[START OF Data supplied]
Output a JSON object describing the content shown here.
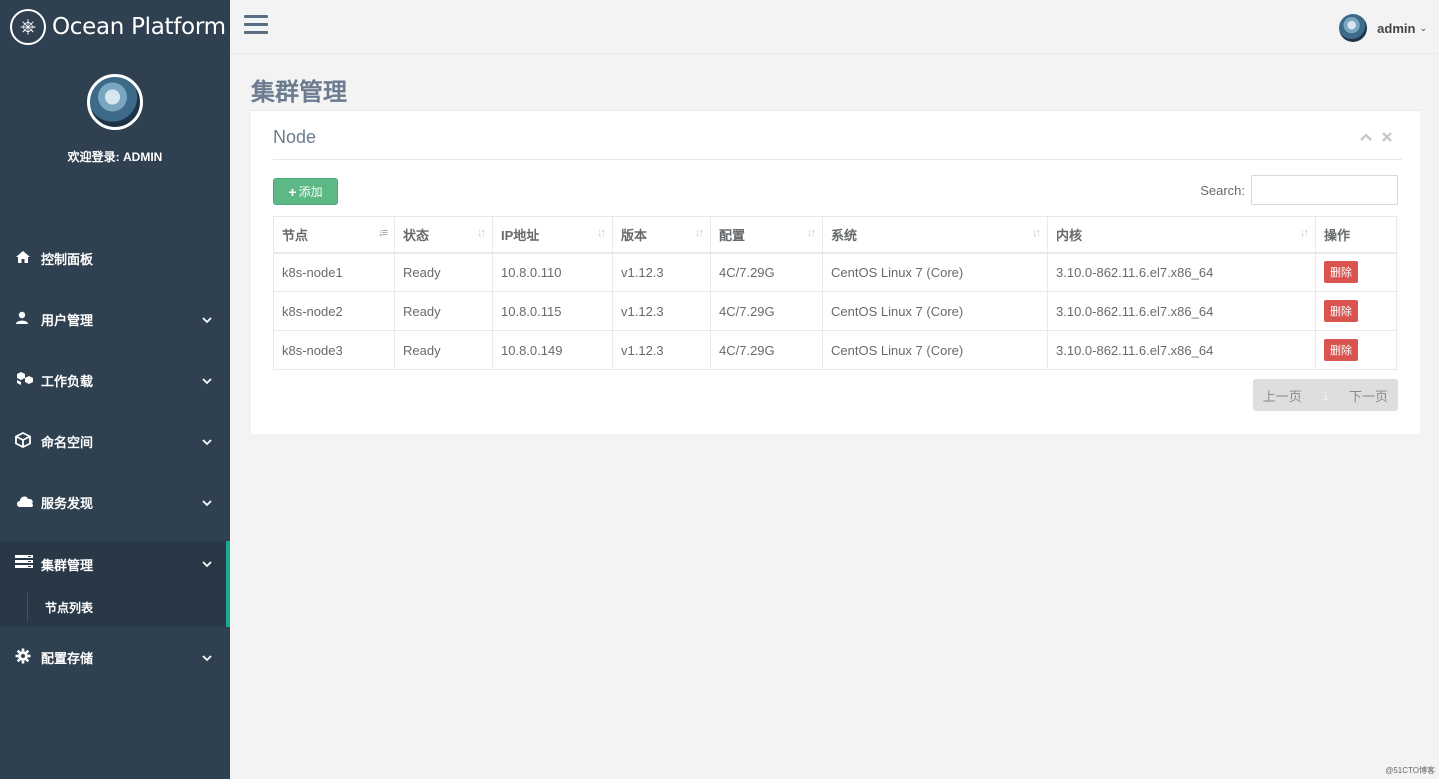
{
  "brand": {
    "name": "Ocean Platform",
    "logo_icon": "helm-icon"
  },
  "profile": {
    "welcome": "欢迎登录: ADMIN"
  },
  "nav": {
    "items": [
      {
        "label": "控制面板",
        "icon": "home-icon"
      },
      {
        "label": "用户管理",
        "icon": "user-icon"
      },
      {
        "label": "工作负载",
        "icon": "cubes-icon"
      },
      {
        "label": "命名空间",
        "icon": "cube-icon"
      },
      {
        "label": "服务发现",
        "icon": "cloud-icon"
      },
      {
        "label": "集群管理",
        "icon": "server-icon",
        "active": true
      },
      {
        "label": "配置存储",
        "icon": "gear-icon"
      }
    ],
    "sub_items": [
      {
        "label": "节点列表"
      }
    ]
  },
  "topbar": {
    "username": "admin"
  },
  "page": {
    "title": "集群管理"
  },
  "panel": {
    "title": "Node",
    "add_label": "添加",
    "search_label": "Search:",
    "search_value": ""
  },
  "table": {
    "headers": [
      "节点",
      "状态",
      "IP地址",
      "版本",
      "配置",
      "系统",
      "内核",
      "操作"
    ],
    "rows": [
      {
        "node": "k8s-node1",
        "status": "Ready",
        "ip": "10.8.0.110",
        "version": "v1.12.3",
        "config": "4C/7.29G",
        "os": "CentOS Linux 7 (Core)",
        "kernel": "3.10.0-862.11.6.el7.x86_64",
        "action": "删除"
      },
      {
        "node": "k8s-node2",
        "status": "Ready",
        "ip": "10.8.0.115",
        "version": "v1.12.3",
        "config": "4C/7.29G",
        "os": "CentOS Linux 7 (Core)",
        "kernel": "3.10.0-862.11.6.el7.x86_64",
        "action": "删除"
      },
      {
        "node": "k8s-node3",
        "status": "Ready",
        "ip": "10.8.0.149",
        "version": "v1.12.3",
        "config": "4C/7.29G",
        "os": "CentOS Linux 7 (Core)",
        "kernel": "3.10.0-862.11.6.el7.x86_64",
        "action": "删除"
      }
    ]
  },
  "pager": {
    "prev": "上一页",
    "current": "1",
    "next": "下一页"
  },
  "watermark": "@51CTO博客",
  "colors": {
    "sidebar": "#2f4050",
    "accent": "#19aa8d",
    "add_button": "#5cb885",
    "delete_button": "#d9534f"
  }
}
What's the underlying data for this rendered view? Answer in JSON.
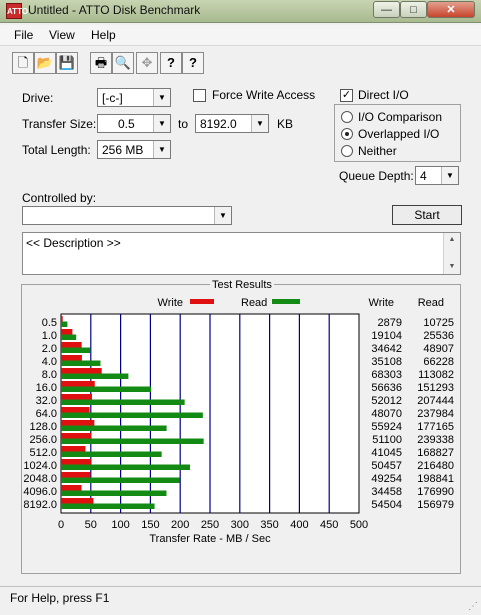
{
  "window": {
    "title": "Untitled - ATTO Disk Benchmark",
    "app_icon": "atto-app-icon"
  },
  "caption_buttons": {
    "minimize": "—",
    "maximize": "□",
    "close": "✕"
  },
  "menu": [
    "File",
    "View",
    "Help"
  ],
  "toolbar": [
    {
      "name": "new-document-icon",
      "glyph": "🗋"
    },
    {
      "name": "open-folder-icon",
      "glyph": "📂"
    },
    {
      "name": "save-icon",
      "glyph": "💾"
    },
    {
      "name": "print-icon",
      "glyph": "🖶"
    },
    {
      "name": "print-preview-icon",
      "glyph": "🔍"
    },
    {
      "name": "move-icon",
      "glyph": "✥"
    },
    {
      "name": "help-icon",
      "glyph": "?"
    },
    {
      "name": "context-help-icon",
      "glyph": "?"
    }
  ],
  "form": {
    "drive_label": "Drive:",
    "drive_value": "[-c-]",
    "transfer_size_label": "Transfer Size:",
    "transfer_from": "0.5",
    "to_label": "to",
    "transfer_to": "8192.0",
    "kb_label": "KB",
    "total_length_label": "Total Length:",
    "total_length_value": "256 MB",
    "force_write_label": "Force Write Access",
    "force_write_checked": false,
    "direct_io_label": "Direct I/O",
    "direct_io_checked": true,
    "io_comparison_label": "I/O Comparison",
    "overlapped_io_label": "Overlapped I/O",
    "neither_label": "Neither",
    "selected_mode": "overlapped",
    "queue_depth_label": "Queue Depth:",
    "queue_depth_value": "4",
    "controlled_by_label": "Controlled by:",
    "controlled_by_value": "",
    "start_label": "Start",
    "description_text": "<< Description >>"
  },
  "results": {
    "title": "Test Results",
    "write_legend": "Write",
    "read_legend": "Read",
    "write_header": "Write",
    "read_header": "Read"
  },
  "chart_data": {
    "type": "bar",
    "orientation": "horizontal",
    "title": "Test Results",
    "xlabel": "Transfer Rate - MB / Sec",
    "xlim": [
      0,
      500
    ],
    "xticks": [
      0,
      50,
      100,
      150,
      200,
      250,
      300,
      350,
      400,
      450,
      500
    ],
    "categories": [
      "0.5",
      "1.0",
      "2.0",
      "4.0",
      "8.0",
      "16.0",
      "32.0",
      "64.0",
      "128.0",
      "256.0",
      "512.0",
      "1024.0",
      "2048.0",
      "4096.0",
      "8192.0"
    ],
    "series": [
      {
        "name": "Write",
        "color": "#e01010",
        "values": [
          2.879,
          19.104,
          34.642,
          35.108,
          68.303,
          56.636,
          52.012,
          48.07,
          55.924,
          51.1,
          41.045,
          50.457,
          49.254,
          34.458,
          54.504
        ]
      },
      {
        "name": "Read",
        "color": "#138a13",
        "values": [
          10.725,
          25.536,
          48.907,
          66.228,
          113.082,
          151.293,
          207.444,
          237.984,
          177.165,
          239.338,
          168.827,
          216.48,
          198.841,
          176.99,
          156.979
        ]
      }
    ],
    "write_values_text": [
      "2879",
      "19104",
      "34642",
      "35108",
      "68303",
      "56636",
      "52012",
      "48070",
      "55924",
      "51100",
      "41045",
      "50457",
      "49254",
      "34458",
      "54504"
    ],
    "read_values_text": [
      "10725",
      "25536",
      "48907",
      "66228",
      "113082",
      "151293",
      "207444",
      "237984",
      "177165",
      "239338",
      "168827",
      "216480",
      "198841",
      "176990",
      "156979"
    ],
    "colors": {
      "write": "#e01010",
      "read": "#138a13",
      "gridline": "#00008b"
    }
  },
  "status": {
    "text": "For Help, press F1"
  }
}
[END OF Data supplied]
__Directions__. Return each line exactly as written. Any picture gets left out.

__Result__.
Output a JSON object describing the content shown here.
{
  "brand": {
    "name": "Ocean Platform",
    "logo_icon": "helm-icon"
  },
  "profile": {
    "welcome": "欢迎登录: ADMIN"
  },
  "nav": {
    "items": [
      {
        "label": "控制面板",
        "icon": "home-icon"
      },
      {
        "label": "用户管理",
        "icon": "user-icon"
      },
      {
        "label": "工作负载",
        "icon": "cubes-icon"
      },
      {
        "label": "命名空间",
        "icon": "cube-icon"
      },
      {
        "label": "服务发现",
        "icon": "cloud-icon"
      },
      {
        "label": "集群管理",
        "icon": "server-icon",
        "active": true
      },
      {
        "label": "配置存储",
        "icon": "gear-icon"
      }
    ],
    "sub_items": [
      {
        "label": "节点列表"
      }
    ]
  },
  "topbar": {
    "username": "admin"
  },
  "page": {
    "title": "集群管理"
  },
  "panel": {
    "title": "Node",
    "add_label": "添加",
    "search_label": "Search:",
    "search_value": ""
  },
  "table": {
    "headers": [
      "节点",
      "状态",
      "IP地址",
      "版本",
      "配置",
      "系统",
      "内核",
      "操作"
    ],
    "rows": [
      {
        "node": "k8s-node1",
        "status": "Ready",
        "ip": "10.8.0.110",
        "version": "v1.12.3",
        "config": "4C/7.29G",
        "os": "CentOS Linux 7 (Core)",
        "kernel": "3.10.0-862.11.6.el7.x86_64",
        "action": "删除"
      },
      {
        "node": "k8s-node2",
        "status": "Ready",
        "ip": "10.8.0.115",
        "version": "v1.12.3",
        "config": "4C/7.29G",
        "os": "CentOS Linux 7 (Core)",
        "kernel": "3.10.0-862.11.6.el7.x86_64",
        "action": "删除"
      },
      {
        "node": "k8s-node3",
        "status": "Ready",
        "ip": "10.8.0.149",
        "version": "v1.12.3",
        "config": "4C/7.29G",
        "os": "CentOS Linux 7 (Core)",
        "kernel": "3.10.0-862.11.6.el7.x86_64",
        "action": "删除"
      }
    ]
  },
  "pager": {
    "prev": "上一页",
    "current": "1",
    "next": "下一页"
  },
  "watermark": "@51CTO博客",
  "colors": {
    "sidebar": "#2f4050",
    "accent": "#19aa8d",
    "add_button": "#5cb885",
    "delete_button": "#d9534f"
  }
}
What's the underlying data for this rendered view? Answer in JSON.
{
  "window": {
    "title": "Untitled - ATTO Disk Benchmark",
    "app_icon": "atto-app-icon"
  },
  "caption_buttons": {
    "minimize": "—",
    "maximize": "□",
    "close": "✕"
  },
  "menu": [
    "File",
    "View",
    "Help"
  ],
  "toolbar": [
    {
      "name": "new-document-icon",
      "glyph": "🗋"
    },
    {
      "name": "open-folder-icon",
      "glyph": "📂"
    },
    {
      "name": "save-icon",
      "glyph": "💾"
    },
    {
      "name": "print-icon",
      "glyph": "🖶"
    },
    {
      "name": "print-preview-icon",
      "glyph": "🔍"
    },
    {
      "name": "move-icon",
      "glyph": "✥"
    },
    {
      "name": "help-icon",
      "glyph": "?"
    },
    {
      "name": "context-help-icon",
      "glyph": "?"
    }
  ],
  "form": {
    "drive_label": "Drive:",
    "drive_value": "[-c-]",
    "transfer_size_label": "Transfer Size:",
    "transfer_from": "0.5",
    "to_label": "to",
    "transfer_to": "8192.0",
    "kb_label": "KB",
    "total_length_label": "Total Length:",
    "total_length_value": "256 MB",
    "force_write_label": "Force Write Access",
    "force_write_checked": false,
    "direct_io_label": "Direct I/O",
    "direct_io_checked": true,
    "io_comparison_label": "I/O Comparison",
    "overlapped_io_label": "Overlapped I/O",
    "neither_label": "Neither",
    "selected_mode": "overlapped",
    "queue_depth_label": "Queue Depth:",
    "queue_depth_value": "4",
    "controlled_by_label": "Controlled by:",
    "controlled_by_value": "",
    "start_label": "Start",
    "description_text": "<< Description >>"
  },
  "results": {
    "title": "Test Results",
    "write_legend": "Write",
    "read_legend": "Read",
    "write_header": "Write",
    "read_header": "Read"
  },
  "chart_data": {
    "type": "bar",
    "orientation": "horizontal",
    "title": "Test Results",
    "xlabel": "Transfer Rate - MB / Sec",
    "xlim": [
      0,
      500
    ],
    "xticks": [
      0,
      50,
      100,
      150,
      200,
      250,
      300,
      350,
      400,
      450,
      500
    ],
    "categories": [
      "0.5",
      "1.0",
      "2.0",
      "4.0",
      "8.0",
      "16.0",
      "32.0",
      "64.0",
      "128.0",
      "256.0",
      "512.0",
      "1024.0",
      "2048.0",
      "4096.0",
      "8192.0"
    ],
    "series": [
      {
        "name": "Write",
        "color": "#e01010",
        "values": [
          2.879,
          19.104,
          34.642,
          35.108,
          68.303,
          56.636,
          52.012,
          48.07,
          55.924,
          51.1,
          41.045,
          50.457,
          49.254,
          34.458,
          54.504
        ]
      },
      {
        "name": "Read",
        "color": "#138a13",
        "values": [
          10.725,
          25.536,
          48.907,
          66.228,
          113.082,
          151.293,
          207.444,
          237.984,
          177.165,
          239.338,
          168.827,
          216.48,
          198.841,
          176.99,
          156.979
        ]
      }
    ],
    "write_values_text": [
      "2879",
      "19104",
      "34642",
      "35108",
      "68303",
      "56636",
      "52012",
      "48070",
      "55924",
      "51100",
      "41045",
      "50457",
      "49254",
      "34458",
      "54504"
    ],
    "read_values_text": [
      "10725",
      "25536",
      "48907",
      "66228",
      "113082",
      "151293",
      "207444",
      "237984",
      "177165",
      "239338",
      "168827",
      "216480",
      "198841",
      "176990",
      "156979"
    ],
    "colors": {
      "write": "#e01010",
      "read": "#138a13",
      "gridline": "#00008b"
    }
  },
  "status": {
    "text": "For Help, press F1"
  }
}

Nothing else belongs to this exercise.